* _WRITTEN EXERCISE_:
Write out the listing below from the line containing "What data populates" to its last line, unaltered, ends included.

* _DATASET ENTRIES_:
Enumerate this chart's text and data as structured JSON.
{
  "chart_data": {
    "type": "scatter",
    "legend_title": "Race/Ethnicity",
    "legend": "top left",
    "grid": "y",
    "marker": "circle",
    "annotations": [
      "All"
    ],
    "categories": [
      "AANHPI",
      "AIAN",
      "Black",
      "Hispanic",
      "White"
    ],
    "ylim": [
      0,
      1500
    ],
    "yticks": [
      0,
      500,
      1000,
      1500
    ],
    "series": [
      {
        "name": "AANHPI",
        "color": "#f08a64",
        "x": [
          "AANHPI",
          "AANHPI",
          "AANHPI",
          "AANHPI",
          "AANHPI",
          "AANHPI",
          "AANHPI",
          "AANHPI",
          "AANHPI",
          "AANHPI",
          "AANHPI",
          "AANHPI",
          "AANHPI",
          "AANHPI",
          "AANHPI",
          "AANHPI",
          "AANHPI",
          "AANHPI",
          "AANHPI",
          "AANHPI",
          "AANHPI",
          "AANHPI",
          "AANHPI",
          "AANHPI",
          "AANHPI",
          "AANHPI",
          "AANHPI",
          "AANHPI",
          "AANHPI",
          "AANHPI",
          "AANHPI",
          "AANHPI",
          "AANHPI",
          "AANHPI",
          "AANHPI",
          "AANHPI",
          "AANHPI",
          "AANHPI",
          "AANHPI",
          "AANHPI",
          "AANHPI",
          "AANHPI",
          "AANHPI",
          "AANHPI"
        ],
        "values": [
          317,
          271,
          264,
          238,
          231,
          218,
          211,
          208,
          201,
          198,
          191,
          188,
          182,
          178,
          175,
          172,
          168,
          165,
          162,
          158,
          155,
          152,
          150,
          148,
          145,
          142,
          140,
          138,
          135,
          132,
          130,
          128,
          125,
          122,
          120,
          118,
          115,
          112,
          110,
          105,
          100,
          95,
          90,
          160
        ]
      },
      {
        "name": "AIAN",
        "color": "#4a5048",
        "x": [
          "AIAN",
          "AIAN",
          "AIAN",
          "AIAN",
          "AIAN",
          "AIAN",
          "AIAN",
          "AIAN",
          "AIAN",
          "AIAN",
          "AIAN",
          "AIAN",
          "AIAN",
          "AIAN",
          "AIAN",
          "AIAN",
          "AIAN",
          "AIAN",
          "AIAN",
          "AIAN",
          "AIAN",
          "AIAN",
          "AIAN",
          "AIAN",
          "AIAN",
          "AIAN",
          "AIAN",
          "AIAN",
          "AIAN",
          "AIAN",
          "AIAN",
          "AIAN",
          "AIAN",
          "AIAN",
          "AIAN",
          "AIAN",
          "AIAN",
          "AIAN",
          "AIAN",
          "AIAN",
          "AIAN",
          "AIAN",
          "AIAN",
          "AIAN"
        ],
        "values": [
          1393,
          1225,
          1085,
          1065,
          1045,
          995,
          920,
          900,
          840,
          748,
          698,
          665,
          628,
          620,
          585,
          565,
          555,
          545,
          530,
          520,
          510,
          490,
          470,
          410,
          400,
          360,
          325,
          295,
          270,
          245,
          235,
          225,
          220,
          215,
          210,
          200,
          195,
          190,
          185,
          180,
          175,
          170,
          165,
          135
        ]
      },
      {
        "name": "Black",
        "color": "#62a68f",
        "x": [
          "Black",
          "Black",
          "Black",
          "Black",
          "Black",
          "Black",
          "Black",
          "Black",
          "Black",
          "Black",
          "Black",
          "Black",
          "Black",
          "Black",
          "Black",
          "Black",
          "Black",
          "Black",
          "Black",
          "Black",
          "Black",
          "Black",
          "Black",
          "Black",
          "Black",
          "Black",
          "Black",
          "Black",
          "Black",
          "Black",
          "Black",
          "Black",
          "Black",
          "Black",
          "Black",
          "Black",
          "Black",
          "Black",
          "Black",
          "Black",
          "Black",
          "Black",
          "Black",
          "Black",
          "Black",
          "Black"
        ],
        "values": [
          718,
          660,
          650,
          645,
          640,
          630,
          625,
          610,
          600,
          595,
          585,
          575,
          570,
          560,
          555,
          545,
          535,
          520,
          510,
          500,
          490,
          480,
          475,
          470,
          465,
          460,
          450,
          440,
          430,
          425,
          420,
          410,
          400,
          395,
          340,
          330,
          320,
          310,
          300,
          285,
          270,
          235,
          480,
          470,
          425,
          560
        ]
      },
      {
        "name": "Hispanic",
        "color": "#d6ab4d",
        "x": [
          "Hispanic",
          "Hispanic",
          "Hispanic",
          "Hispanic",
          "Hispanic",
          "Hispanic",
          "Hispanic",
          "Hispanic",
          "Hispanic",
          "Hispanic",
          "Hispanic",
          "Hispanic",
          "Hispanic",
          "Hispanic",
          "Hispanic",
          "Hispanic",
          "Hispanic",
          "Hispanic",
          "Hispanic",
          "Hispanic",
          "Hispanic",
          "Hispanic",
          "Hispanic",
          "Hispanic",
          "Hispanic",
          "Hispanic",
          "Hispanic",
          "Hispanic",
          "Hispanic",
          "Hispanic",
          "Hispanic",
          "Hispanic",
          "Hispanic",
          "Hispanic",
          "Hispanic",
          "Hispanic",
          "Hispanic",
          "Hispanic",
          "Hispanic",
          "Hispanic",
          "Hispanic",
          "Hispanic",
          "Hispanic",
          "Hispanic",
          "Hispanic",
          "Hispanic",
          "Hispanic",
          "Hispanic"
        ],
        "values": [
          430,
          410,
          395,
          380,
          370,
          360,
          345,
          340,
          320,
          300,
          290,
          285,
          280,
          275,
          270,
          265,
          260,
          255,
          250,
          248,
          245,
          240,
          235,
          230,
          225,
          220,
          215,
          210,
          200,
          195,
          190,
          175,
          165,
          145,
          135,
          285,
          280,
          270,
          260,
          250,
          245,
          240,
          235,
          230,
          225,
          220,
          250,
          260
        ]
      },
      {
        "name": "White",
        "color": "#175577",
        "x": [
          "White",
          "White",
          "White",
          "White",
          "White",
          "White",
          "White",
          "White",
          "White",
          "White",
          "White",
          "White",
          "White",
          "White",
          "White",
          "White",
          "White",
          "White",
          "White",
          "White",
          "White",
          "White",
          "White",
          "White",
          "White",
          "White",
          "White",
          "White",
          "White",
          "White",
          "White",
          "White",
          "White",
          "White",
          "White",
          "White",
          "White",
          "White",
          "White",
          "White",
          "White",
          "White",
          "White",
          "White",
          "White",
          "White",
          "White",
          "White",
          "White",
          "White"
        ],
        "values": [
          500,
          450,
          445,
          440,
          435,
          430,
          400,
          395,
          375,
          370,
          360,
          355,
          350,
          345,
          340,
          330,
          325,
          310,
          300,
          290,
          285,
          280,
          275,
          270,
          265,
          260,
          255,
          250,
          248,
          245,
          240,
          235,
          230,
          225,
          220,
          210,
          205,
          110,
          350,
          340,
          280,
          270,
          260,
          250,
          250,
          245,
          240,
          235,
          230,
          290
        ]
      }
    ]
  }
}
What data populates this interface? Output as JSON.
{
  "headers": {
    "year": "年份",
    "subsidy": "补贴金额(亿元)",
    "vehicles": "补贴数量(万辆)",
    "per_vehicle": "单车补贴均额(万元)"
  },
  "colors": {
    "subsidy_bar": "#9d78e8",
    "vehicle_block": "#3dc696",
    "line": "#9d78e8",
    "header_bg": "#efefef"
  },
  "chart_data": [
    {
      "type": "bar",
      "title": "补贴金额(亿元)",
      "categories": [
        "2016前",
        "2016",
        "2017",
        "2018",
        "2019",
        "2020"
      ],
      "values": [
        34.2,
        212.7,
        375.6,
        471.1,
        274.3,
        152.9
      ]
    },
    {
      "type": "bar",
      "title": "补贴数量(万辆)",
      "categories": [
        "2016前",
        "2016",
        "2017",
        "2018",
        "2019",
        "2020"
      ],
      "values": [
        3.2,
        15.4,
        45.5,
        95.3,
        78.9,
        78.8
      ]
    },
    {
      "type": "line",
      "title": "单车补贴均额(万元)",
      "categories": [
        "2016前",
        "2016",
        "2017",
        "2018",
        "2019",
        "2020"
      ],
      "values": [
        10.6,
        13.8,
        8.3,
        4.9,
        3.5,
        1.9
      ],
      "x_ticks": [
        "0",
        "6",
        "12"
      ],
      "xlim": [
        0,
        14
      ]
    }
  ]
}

* _CORRECT OUTPUT_:
What data populates this interface? Output as JSON.
{
  "headers": {
    "year": "年份",
    "subsidy": "补贴金额(亿元)",
    "vehicles": "补贴数量(万辆)",
    "per_vehicle": "单车补贴均额(万元)"
  },
  "colors": {
    "subsidy_bar": "#9d78e8",
    "vehicle_block": "#3dc696",
    "line": "#9d78e8",
    "header_bg": "#efefef"
  },
  "chart_data": [
    {
      "type": "bar",
      "title": "补贴金额(亿元)",
      "categories": [
        "2016前",
        "2016",
        "2017",
        "2018",
        "2019",
        "2020"
      ],
      "values": [
        34.2,
        212.7,
        375.6,
        471.1,
        274.3,
        152.9
      ]
    },
    {
      "type": "bar",
      "title": "补贴数量(万辆)",
      "categories": [
        "2016前",
        "2016",
        "2017",
        "2018",
        "2019",
        "2020"
      ],
      "values": [
        3.2,
        15.4,
        45.5,
        95.3,
        78.9,
        78.8
      ]
    },
    {
      "type": "line",
      "title": "单车补贴均额(万元)",
      "categories": [
        "2016前",
        "2016",
        "2017",
        "2018",
        "2019",
        "2020"
      ],
      "values": [
        10.6,
        13.8,
        8.3,
        4.9,
        3.5,
        1.9
      ],
      "x_ticks": [
        "0",
        "6",
        "12"
      ],
      "xlim": [
        0,
        14
      ]
    }
  ]
}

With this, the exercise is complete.